### What this task involves
Return the full listing exactly as it is written.

### Figure content listings
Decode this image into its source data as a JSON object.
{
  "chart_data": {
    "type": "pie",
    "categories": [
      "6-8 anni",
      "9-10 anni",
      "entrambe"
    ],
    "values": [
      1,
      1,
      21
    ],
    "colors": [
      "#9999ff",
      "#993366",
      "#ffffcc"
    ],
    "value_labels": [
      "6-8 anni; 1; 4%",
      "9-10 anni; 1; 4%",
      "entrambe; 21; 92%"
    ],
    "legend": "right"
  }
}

### Solution for this task
Decode this image into its source data as a JSON object.
{
  "chart_data": {
    "type": "pie",
    "categories": [
      "6-8 anni",
      "9-10 anni",
      "entrambe"
    ],
    "values": [
      1,
      1,
      21
    ],
    "colors": [
      "#9999ff",
      "#993366",
      "#ffffcc"
    ],
    "value_labels": [
      "6-8 anni; 1; 4%",
      "9-10 anni; 1; 4%",
      "entrambe; 21; 92%"
    ],
    "legend": "right"
  }
}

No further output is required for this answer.